## [Given exercise]
Pull out every line of the rows that contains the string "Active", copying each line in full.

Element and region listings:
* START *

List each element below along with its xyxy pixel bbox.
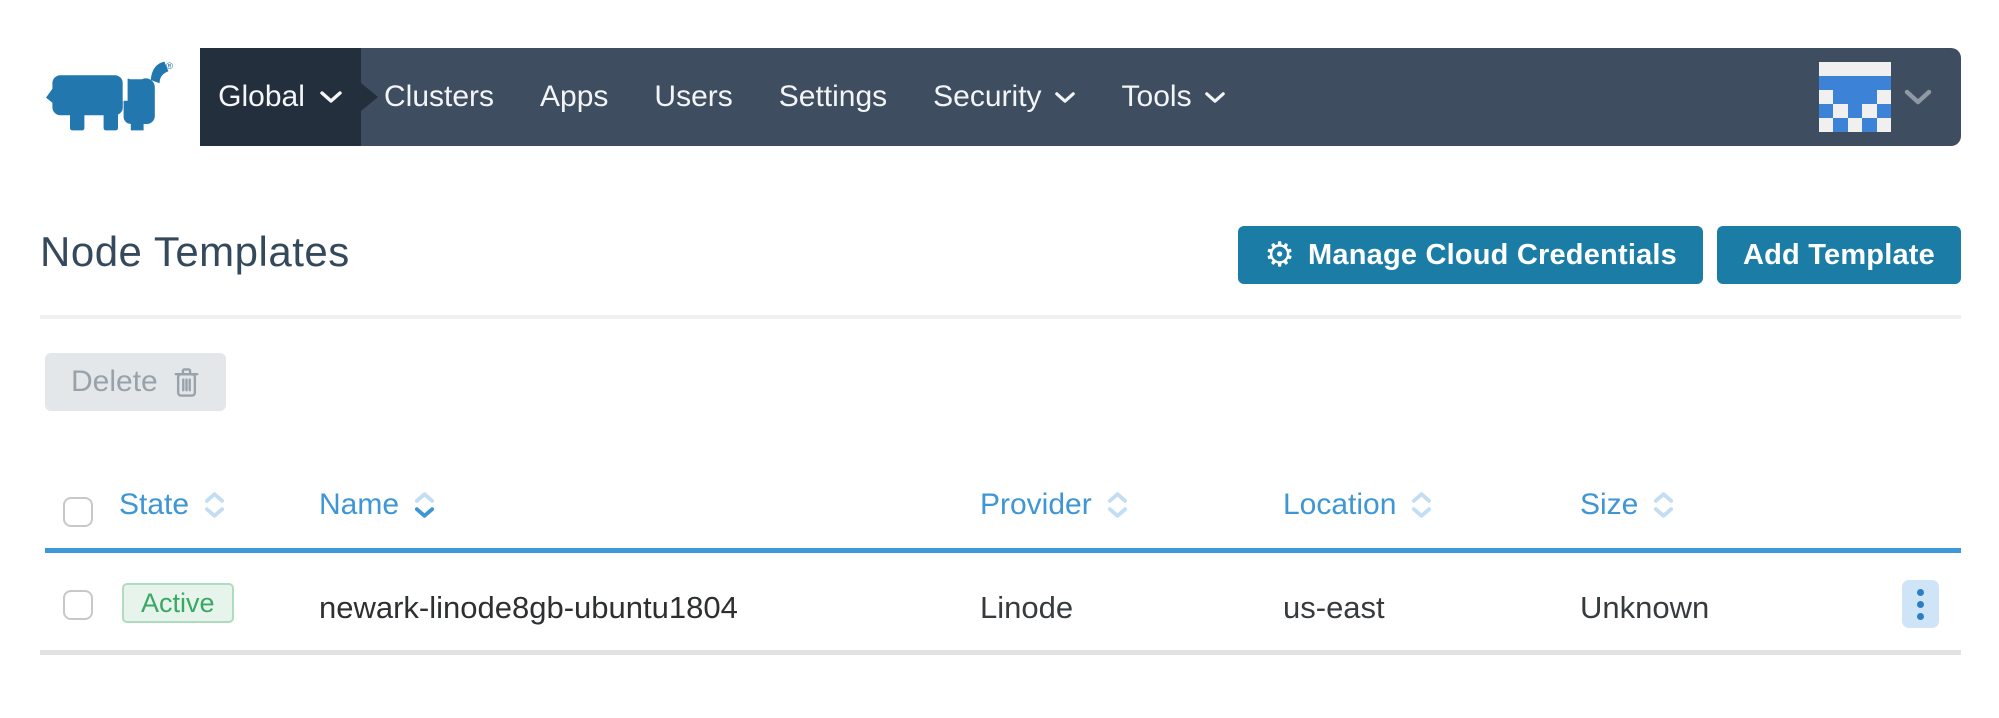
nav-item-users[interactable]: Users [654, 80, 732, 114]
row-actions-button[interactable] [1902, 580, 1939, 628]
page-actions: ⚙ Manage Cloud Credentials Add Template [1238, 226, 1961, 284]
delete-label: Delete [71, 365, 158, 399]
nav-item-settings[interactable]: Settings [779, 80, 887, 114]
cell-name: newark-linode8gb-ubuntu1804 [319, 590, 738, 626]
sort-chevrons-icon [204, 491, 225, 519]
column-label: Size [1580, 488, 1638, 522]
nav-item-apps[interactable]: Apps [540, 80, 608, 114]
chevron-down-icon [1903, 88, 1933, 106]
status-badge: Active [122, 583, 234, 623]
cell-location: us-east [1283, 590, 1385, 626]
top-navbar: Global Clusters Apps Users Settings Secu… [200, 48, 1961, 146]
delete-button[interactable]: Delete [45, 353, 226, 411]
nav-item-security[interactable]: Security [933, 80, 1075, 114]
gear-icon: ⚙ [1264, 238, 1295, 272]
select-all-checkbox[interactable] [63, 497, 93, 527]
chevron-down-icon [1054, 91, 1076, 104]
nav-env-label: Global [218, 80, 305, 114]
column-header-size[interactable]: Size [1580, 486, 1674, 524]
manage-cloud-credentials-button[interactable]: ⚙ Manage Cloud Credentials [1238, 226, 1703, 284]
add-template-label: Add Template [1743, 239, 1935, 272]
nav-item-label: Tools [1122, 80, 1192, 114]
trash-icon [173, 367, 200, 398]
row-checkbox[interactable] [63, 590, 93, 620]
column-label: Provider [980, 488, 1092, 522]
nav-item-label: Security [933, 80, 1041, 114]
column-header-state[interactable]: State [119, 486, 225, 524]
sort-chevrons-icon [414, 491, 435, 519]
table-header-underline [45, 548, 1961, 553]
page-title: Node Templates [40, 226, 350, 278]
manage-cloud-credentials-label: Manage Cloud Credentials [1308, 239, 1677, 272]
nav-env-pointer [361, 83, 378, 111]
nav-item-clusters[interactable]: Clusters [384, 80, 494, 114]
nav-item-tools[interactable]: Tools [1122, 80, 1226, 114]
nav-item-label: Apps [540, 80, 608, 114]
cell-provider: Linode [980, 590, 1073, 626]
kebab-menu-icon [1917, 601, 1924, 608]
row-divider [40, 650, 1961, 655]
nav-item-label: Clusters [384, 80, 494, 114]
status-badge-label: Active [141, 588, 215, 619]
sort-chevrons-icon [1107, 491, 1128, 519]
chevron-down-icon [1204, 91, 1226, 104]
header-divider [40, 315, 1961, 319]
kebab-menu-icon [1917, 613, 1924, 620]
cell-size: Unknown [1580, 590, 1709, 626]
column-label: State [119, 488, 189, 522]
page: ® Global Clusters Apps Users Settings [0, 0, 1999, 718]
column-label: Name [319, 488, 399, 522]
nav-menu: Clusters Apps Users Settings Security To… [384, 48, 1226, 146]
kebab-menu-icon [1917, 589, 1924, 596]
column-header-location[interactable]: Location [1283, 486, 1432, 524]
user-menu[interactable] [1819, 48, 1933, 146]
sort-chevrons-icon [1411, 491, 1432, 519]
sort-chevrons-icon [1653, 491, 1674, 519]
chevron-down-icon [319, 90, 343, 104]
column-header-name[interactable]: Name [319, 486, 435, 524]
add-template-button[interactable]: Add Template [1717, 226, 1961, 284]
nav-item-label: Settings [779, 80, 887, 114]
nav-env-switcher[interactable]: Global [200, 48, 361, 146]
nav-item-label: Users [654, 80, 732, 114]
svg-text:®: ® [166, 61, 173, 72]
column-label: Location [1283, 488, 1396, 522]
rancher-logo-icon[interactable]: ® [38, 56, 174, 140]
user-avatar[interactable] [1819, 62, 1891, 132]
column-header-provider[interactable]: Provider [980, 486, 1128, 524]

* END *

## [Full response]
status-badge: Active [122, 583, 234, 623]
status-badge-label: Active [141, 588, 215, 619]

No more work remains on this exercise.